• **INSTRUCTION**: Print all of the data exactly as written.

• **DATASET ENTRIES**:
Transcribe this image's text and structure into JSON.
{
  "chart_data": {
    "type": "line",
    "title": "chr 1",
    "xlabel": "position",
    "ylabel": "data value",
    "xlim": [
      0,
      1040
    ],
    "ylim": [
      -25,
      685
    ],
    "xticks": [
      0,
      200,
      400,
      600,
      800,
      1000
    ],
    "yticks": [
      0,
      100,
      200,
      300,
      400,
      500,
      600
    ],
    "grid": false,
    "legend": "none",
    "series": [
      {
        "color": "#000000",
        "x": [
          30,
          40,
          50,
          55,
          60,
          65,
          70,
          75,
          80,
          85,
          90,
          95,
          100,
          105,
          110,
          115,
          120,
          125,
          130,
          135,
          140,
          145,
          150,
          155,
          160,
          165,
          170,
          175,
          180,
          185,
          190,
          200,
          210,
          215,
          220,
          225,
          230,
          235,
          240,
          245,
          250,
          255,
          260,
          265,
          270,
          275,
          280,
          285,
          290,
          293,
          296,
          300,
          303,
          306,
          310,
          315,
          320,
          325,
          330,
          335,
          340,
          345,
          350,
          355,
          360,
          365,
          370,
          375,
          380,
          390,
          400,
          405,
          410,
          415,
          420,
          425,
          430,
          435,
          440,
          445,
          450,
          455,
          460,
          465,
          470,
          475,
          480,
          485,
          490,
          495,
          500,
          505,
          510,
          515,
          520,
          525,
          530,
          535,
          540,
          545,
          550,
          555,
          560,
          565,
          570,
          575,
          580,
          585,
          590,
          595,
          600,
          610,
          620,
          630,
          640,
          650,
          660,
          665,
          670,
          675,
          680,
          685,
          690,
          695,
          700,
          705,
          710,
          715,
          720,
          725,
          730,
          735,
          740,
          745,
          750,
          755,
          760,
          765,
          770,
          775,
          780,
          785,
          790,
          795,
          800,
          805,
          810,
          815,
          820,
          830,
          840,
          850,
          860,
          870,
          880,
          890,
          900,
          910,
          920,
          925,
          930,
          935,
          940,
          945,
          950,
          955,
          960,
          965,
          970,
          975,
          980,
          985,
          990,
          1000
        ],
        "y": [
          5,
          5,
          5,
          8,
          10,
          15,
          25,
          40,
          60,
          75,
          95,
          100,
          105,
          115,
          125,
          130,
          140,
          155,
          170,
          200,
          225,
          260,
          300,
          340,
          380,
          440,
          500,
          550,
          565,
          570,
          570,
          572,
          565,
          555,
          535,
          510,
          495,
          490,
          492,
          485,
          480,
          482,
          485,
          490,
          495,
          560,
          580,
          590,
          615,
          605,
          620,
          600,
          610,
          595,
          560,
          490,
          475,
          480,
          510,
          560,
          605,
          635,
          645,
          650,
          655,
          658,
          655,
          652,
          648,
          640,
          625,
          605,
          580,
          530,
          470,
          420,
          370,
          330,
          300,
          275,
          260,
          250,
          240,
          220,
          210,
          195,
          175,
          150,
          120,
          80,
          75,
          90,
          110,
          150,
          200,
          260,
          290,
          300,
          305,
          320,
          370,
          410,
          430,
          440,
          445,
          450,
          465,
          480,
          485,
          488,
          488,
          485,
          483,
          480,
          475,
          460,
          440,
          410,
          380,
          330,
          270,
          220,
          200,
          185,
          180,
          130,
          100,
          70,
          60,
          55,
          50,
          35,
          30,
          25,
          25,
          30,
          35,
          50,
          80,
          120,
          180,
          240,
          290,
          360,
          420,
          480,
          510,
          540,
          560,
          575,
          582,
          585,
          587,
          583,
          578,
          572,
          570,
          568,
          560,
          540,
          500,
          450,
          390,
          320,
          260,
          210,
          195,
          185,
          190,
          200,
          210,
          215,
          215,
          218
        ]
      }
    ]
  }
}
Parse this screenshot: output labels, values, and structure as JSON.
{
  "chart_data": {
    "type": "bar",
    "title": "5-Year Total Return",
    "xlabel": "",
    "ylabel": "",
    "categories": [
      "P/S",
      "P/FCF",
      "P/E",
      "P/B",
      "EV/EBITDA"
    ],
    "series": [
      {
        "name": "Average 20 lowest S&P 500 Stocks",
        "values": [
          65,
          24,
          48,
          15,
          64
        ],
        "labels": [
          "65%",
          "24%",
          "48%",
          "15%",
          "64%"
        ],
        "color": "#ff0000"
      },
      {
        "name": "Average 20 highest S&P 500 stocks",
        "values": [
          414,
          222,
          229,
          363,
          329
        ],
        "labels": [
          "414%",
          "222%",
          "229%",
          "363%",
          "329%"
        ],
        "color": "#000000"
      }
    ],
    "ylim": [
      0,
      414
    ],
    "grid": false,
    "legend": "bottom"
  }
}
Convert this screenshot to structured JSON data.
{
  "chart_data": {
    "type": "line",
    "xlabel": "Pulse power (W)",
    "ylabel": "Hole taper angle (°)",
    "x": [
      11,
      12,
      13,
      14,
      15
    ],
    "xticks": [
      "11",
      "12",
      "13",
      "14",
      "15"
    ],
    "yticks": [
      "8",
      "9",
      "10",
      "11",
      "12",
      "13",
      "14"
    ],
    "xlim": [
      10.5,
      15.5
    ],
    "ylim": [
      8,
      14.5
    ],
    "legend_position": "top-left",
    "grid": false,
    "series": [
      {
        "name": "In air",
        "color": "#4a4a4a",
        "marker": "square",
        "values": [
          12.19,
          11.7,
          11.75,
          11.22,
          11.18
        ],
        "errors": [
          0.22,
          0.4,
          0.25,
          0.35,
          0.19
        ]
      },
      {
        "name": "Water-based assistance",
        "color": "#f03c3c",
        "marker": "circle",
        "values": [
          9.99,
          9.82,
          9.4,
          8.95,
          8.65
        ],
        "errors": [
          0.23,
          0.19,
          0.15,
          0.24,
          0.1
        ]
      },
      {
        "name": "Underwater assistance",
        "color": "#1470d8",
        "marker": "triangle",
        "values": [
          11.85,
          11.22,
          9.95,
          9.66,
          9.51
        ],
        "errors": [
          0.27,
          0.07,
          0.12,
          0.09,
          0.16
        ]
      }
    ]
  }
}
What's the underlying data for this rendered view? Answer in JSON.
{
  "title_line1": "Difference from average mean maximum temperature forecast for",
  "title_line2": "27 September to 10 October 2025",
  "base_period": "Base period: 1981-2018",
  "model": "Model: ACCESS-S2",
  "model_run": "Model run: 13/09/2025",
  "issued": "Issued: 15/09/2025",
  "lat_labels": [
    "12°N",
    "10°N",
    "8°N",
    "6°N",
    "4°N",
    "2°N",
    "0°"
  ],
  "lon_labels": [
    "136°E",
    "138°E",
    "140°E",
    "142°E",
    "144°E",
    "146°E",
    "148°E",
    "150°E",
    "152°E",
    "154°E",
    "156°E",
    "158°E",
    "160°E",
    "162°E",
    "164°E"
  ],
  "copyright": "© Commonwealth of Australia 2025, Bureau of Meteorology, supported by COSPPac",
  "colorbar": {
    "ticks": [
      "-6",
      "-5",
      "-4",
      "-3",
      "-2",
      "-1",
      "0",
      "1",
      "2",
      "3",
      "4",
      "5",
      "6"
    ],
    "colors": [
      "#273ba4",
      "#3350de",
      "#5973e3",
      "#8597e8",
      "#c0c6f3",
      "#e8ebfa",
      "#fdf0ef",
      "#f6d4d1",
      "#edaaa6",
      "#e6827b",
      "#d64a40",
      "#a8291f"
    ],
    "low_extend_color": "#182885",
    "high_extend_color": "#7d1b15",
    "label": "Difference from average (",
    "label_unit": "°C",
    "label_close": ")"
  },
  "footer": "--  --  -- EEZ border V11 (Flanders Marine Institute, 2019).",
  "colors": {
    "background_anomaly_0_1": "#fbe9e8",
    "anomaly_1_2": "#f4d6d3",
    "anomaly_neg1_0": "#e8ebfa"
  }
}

• **REPLY**:
Transcribe this image's text and structure into JSON.
{
  "chart_data": {
    "type": "line",
    "title": "chr 1",
    "xlabel": "position",
    "ylabel": "data value",
    "xlim": [
      0,
      1040
    ],
    "ylim": [
      -25,
      685
    ],
    "xticks": [
      0,
      200,
      400,
      600,
      800,
      1000
    ],
    "yticks": [
      0,
      100,
      200,
      300,
      400,
      500,
      600
    ],
    "grid": false,
    "legend": "none",
    "series": [
      {
        "color": "#000000",
        "x": [
          30,
          40,
          50,
          55,
          60,
          65,
          70,
          75,
          80,
          85,
          90,
          95,
          100,
          105,
          110,
          115,
          120,
          125,
          130,
          135,
          140,
          145,
          150,
          155,
          160,
          165,
          170,
          175,
          180,
          185,
          190,
          200,
          210,
          215,
          220,
          225,
          230,
          235,
          240,
          245,
          250,
          255,
          260,
          265,
          270,
          275,
          280,
          285,
          290,
          293,
          296,
          300,
          303,
          306,
          310,
          315,
          320,
          325,
          330,
          335,
          340,
          345,
          350,
          355,
          360,
          365,
          370,
          375,
          380,
          390,
          400,
          405,
          410,
          415,
          420,
          425,
          430,
          435,
          440,
          445,
          450,
          455,
          460,
          465,
          470,
          475,
          480,
          485,
          490,
          495,
          500,
          505,
          510,
          515,
          520,
          525,
          530,
          535,
          540,
          545,
          550,
          555,
          560,
          565,
          570,
          575,
          580,
          585,
          590,
          595,
          600,
          610,
          620,
          630,
          640,
          650,
          660,
          665,
          670,
          675,
          680,
          685,
          690,
          695,
          700,
          705,
          710,
          715,
          720,
          725,
          730,
          735,
          740,
          745,
          750,
          755,
          760,
          765,
          770,
          775,
          780,
          785,
          790,
          795,
          800,
          805,
          810,
          815,
          820,
          830,
          840,
          850,
          860,
          870,
          880,
          890,
          900,
          910,
          920,
          925,
          930,
          935,
          940,
          945,
          950,
          955,
          960,
          965,
          970,
          975,
          980,
          985,
          990,
          1000
        ],
        "y": [
          5,
          5,
          5,
          8,
          10,
          15,
          25,
          40,
          60,
          75,
          95,
          100,
          105,
          115,
          125,
          130,
          140,
          155,
          170,
          200,
          225,
          260,
          300,
          340,
          380,
          440,
          500,
          550,
          565,
          570,
          570,
          572,
          565,
          555,
          535,
          510,
          495,
          490,
          492,
          485,
          480,
          482,
          485,
          490,
          495,
          560,
          580,
          590,
          615,
          605,
          620,
          600,
          610,
          595,
          560,
          490,
          475,
          480,
          510,
          560,
          605,
          635,
          645,
          650,
          655,
          658,
          655,
          652,
          648,
          640,
          625,
          605,
          580,
          530,
          470,
          420,
          370,
          330,
          300,
          275,
          260,
          250,
          240,
          220,
          210,
          195,
          175,
          150,
          120,
          80,
          75,
          90,
          110,
          150,
          200,
          260,
          290,
          300,
          305,
          320,
          370,
          410,
          430,
          440,
          445,
          450,
          465,
          480,
          485,
          488,
          488,
          485,
          483,
          480,
          475,
          460,
          440,
          410,
          380,
          330,
          270,
          220,
          200,
          185,
          180,
          130,
          100,
          70,
          60,
          55,
          50,
          35,
          30,
          25,
          25,
          30,
          35,
          50,
          80,
          120,
          180,
          240,
          290,
          360,
          420,
          480,
          510,
          540,
          560,
          575,
          582,
          585,
          587,
          583,
          578,
          572,
          570,
          568,
          560,
          540,
          500,
          450,
          390,
          320,
          260,
          210,
          195,
          185,
          190,
          200,
          210,
          215,
          215,
          218
        ]
      }
    ]
  }
}
Parse this screenshot: output labels, values, and structure as JSON.
{
  "chart_data": {
    "type": "bar",
    "title": "5-Year Total Return",
    "xlabel": "",
    "ylabel": "",
    "categories": [
      "P/S",
      "P/FCF",
      "P/E",
      "P/B",
      "EV/EBITDA"
    ],
    "series": [
      {
        "name": "Average 20 lowest S&P 500 Stocks",
        "values": [
          65,
          24,
          48,
          15,
          64
        ],
        "labels": [
          "65%",
          "24%",
          "48%",
          "15%",
          "64%"
        ],
        "color": "#ff0000"
      },
      {
        "name": "Average 20 highest S&P 500 stocks",
        "values": [
          414,
          222,
          229,
          363,
          329
        ],
        "labels": [
          "414%",
          "222%",
          "229%",
          "363%",
          "329%"
        ],
        "color": "#000000"
      }
    ],
    "ylim": [
      0,
      414
    ],
    "grid": false,
    "legend": "bottom"
  }
}
Convert this screenshot to structured JSON data.
{
  "chart_data": {
    "type": "line",
    "xlabel": "Pulse power (W)",
    "ylabel": "Hole taper angle (°)",
    "x": [
      11,
      12,
      13,
      14,
      15
    ],
    "xticks": [
      "11",
      "12",
      "13",
      "14",
      "15"
    ],
    "yticks": [
      "8",
      "9",
      "10",
      "11",
      "12",
      "13",
      "14"
    ],
    "xlim": [
      10.5,
      15.5
    ],
    "ylim": [
      8,
      14.5
    ],
    "legend_position": "top-left",
    "grid": false,
    "series": [
      {
        "name": "In air",
        "color": "#4a4a4a",
        "marker": "square",
        "values": [
          12.19,
          11.7,
          11.75,
          11.22,
          11.18
        ],
        "errors": [
          0.22,
          0.4,
          0.25,
          0.35,
          0.19
        ]
      },
      {
        "name": "Water-based assistance",
        "color": "#f03c3c",
        "marker": "circle",
        "values": [
          9.99,
          9.82,
          9.4,
          8.95,
          8.65
        ],
        "errors": [
          0.23,
          0.19,
          0.15,
          0.24,
          0.1
        ]
      },
      {
        "name": "Underwater assistance",
        "color": "#1470d8",
        "marker": "triangle",
        "values": [
          11.85,
          11.22,
          9.95,
          9.66,
          9.51
        ],
        "errors": [
          0.27,
          0.07,
          0.12,
          0.09,
          0.16
        ]
      }
    ]
  }
}
What's the underlying data for this rendered view? Answer in JSON.
{
  "title_line1": "Difference from average mean maximum temperature forecast for",
  "title_line2": "27 September to 10 October 2025",
  "base_period": "Base period: 1981-2018",
  "model": "Model: ACCESS-S2",
  "model_run": "Model run: 13/09/2025",
  "issued": "Issued: 15/09/2025",
  "lat_labels": [
    "12°N",
    "10°N",
    "8°N",
    "6°N",
    "4°N",
    "2°N",
    "0°"
  ],
  "lon_labels": [
    "136°E",
    "138°E",
    "140°E",
    "142°E",
    "144°E",
    "146°E",
    "148°E",
    "150°E",
    "152°E",
    "154°E",
    "156°E",
    "158°E",
    "160°E",
    "162°E",
    "164°E"
  ],
  "copyright": "© Commonwealth of Australia 2025, Bureau of Meteorology, supported by COSPPac",
  "colorbar": {
    "ticks": [
      "-6",
      "-5",
      "-4",
      "-3",
      "-2",
      "-1",
      "0",
      "1",
      "2",
      "3",
      "4",
      "5",
      "6"
    ],
    "colors": [
      "#273ba4",
      "#3350de",
      "#5973e3",
      "#8597e8",
      "#c0c6f3",
      "#e8ebfa",
      "#fdf0ef",
      "#f6d4d1",
      "#edaaa6",
      "#e6827b",
      "#d64a40",
      "#a8291f"
    ],
    "low_extend_color": "#182885",
    "high_extend_color": "#7d1b15",
    "label": "Difference from average (",
    "label_unit": "°C",
    "label_close": ")"
  },
  "footer": "--  --  -- EEZ border V11 (Flanders Marine Institute, 2019).",
  "colors": {
    "background_anomaly_0_1": "#fbe9e8",
    "anomaly_1_2": "#f4d6d3",
    "anomaly_neg1_0": "#e8ebfa"
  }
}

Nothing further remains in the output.